TASK DIRECTIONS: Go through the material below and copy all lines with "Time".

Figure collection entries:
****************************************

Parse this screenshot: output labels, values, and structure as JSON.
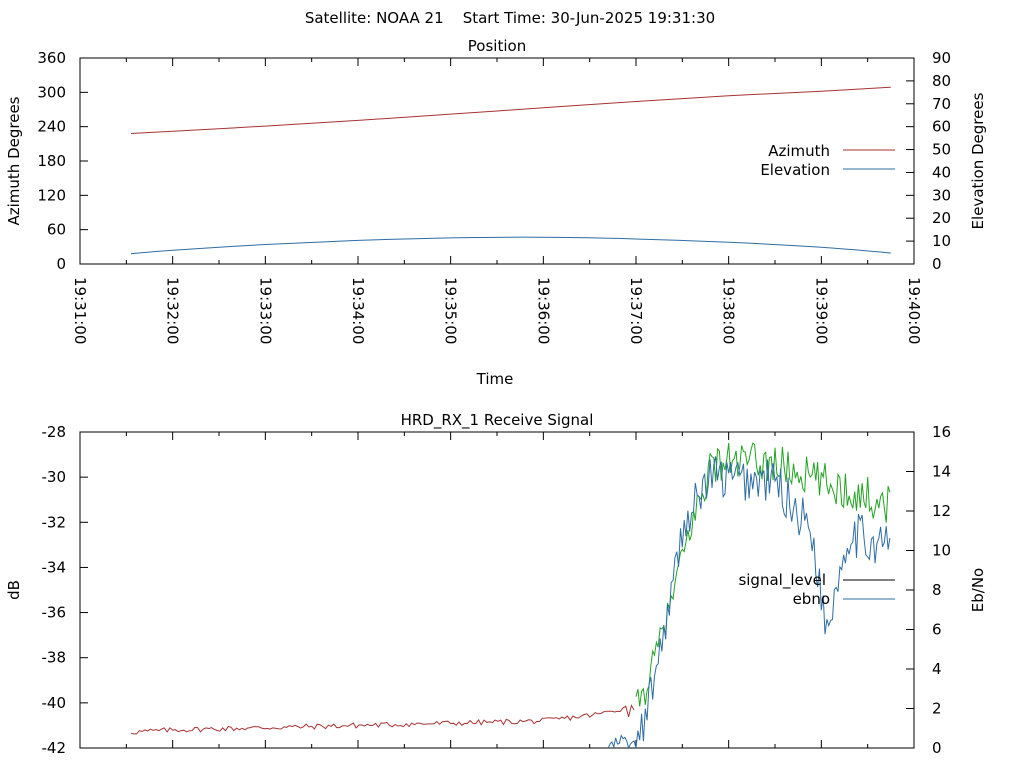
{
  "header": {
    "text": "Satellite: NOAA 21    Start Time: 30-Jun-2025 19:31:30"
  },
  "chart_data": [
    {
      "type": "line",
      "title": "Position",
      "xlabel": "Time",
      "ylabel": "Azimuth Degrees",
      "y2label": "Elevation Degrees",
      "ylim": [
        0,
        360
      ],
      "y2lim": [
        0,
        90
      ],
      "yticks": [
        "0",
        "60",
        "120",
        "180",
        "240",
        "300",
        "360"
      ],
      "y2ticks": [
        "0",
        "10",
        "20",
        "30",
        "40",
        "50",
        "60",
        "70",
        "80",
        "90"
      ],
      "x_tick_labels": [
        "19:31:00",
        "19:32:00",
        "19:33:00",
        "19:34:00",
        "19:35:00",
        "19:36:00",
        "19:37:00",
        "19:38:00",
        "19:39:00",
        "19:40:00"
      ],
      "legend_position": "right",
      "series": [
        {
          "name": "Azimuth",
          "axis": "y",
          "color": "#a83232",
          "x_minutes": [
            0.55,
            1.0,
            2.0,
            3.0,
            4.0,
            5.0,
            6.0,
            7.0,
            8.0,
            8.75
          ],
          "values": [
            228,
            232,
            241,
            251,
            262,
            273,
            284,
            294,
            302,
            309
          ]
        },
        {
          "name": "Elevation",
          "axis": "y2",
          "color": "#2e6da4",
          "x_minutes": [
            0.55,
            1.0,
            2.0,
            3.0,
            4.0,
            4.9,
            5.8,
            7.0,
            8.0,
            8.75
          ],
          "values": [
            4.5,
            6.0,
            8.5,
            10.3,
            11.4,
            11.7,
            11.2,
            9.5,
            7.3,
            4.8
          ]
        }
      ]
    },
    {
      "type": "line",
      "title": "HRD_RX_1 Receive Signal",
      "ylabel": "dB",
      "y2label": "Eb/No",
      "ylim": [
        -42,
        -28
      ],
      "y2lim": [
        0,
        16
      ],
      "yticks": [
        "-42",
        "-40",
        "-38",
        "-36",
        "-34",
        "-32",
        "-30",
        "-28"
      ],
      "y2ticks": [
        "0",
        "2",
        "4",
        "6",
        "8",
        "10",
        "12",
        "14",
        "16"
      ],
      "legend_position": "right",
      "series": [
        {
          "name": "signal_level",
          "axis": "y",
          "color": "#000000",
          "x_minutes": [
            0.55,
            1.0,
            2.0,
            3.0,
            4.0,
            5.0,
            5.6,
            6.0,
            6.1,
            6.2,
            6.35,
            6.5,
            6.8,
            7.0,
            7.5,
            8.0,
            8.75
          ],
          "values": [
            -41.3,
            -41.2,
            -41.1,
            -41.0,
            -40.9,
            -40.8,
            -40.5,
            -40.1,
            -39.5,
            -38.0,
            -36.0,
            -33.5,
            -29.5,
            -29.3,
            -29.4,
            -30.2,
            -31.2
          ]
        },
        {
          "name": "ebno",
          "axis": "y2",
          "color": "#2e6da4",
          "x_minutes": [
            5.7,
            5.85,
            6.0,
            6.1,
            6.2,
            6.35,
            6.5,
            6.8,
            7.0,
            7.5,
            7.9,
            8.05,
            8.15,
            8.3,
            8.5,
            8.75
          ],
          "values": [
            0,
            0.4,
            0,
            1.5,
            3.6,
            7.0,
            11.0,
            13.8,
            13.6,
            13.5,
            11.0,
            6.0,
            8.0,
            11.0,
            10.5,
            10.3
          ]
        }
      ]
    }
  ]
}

****************************************

EXPECTED OUTPUT:
    "text": "Satellite: NOAA 21    Start Time: 30-Jun-2025 19:31:30"
      "xlabel": "Time",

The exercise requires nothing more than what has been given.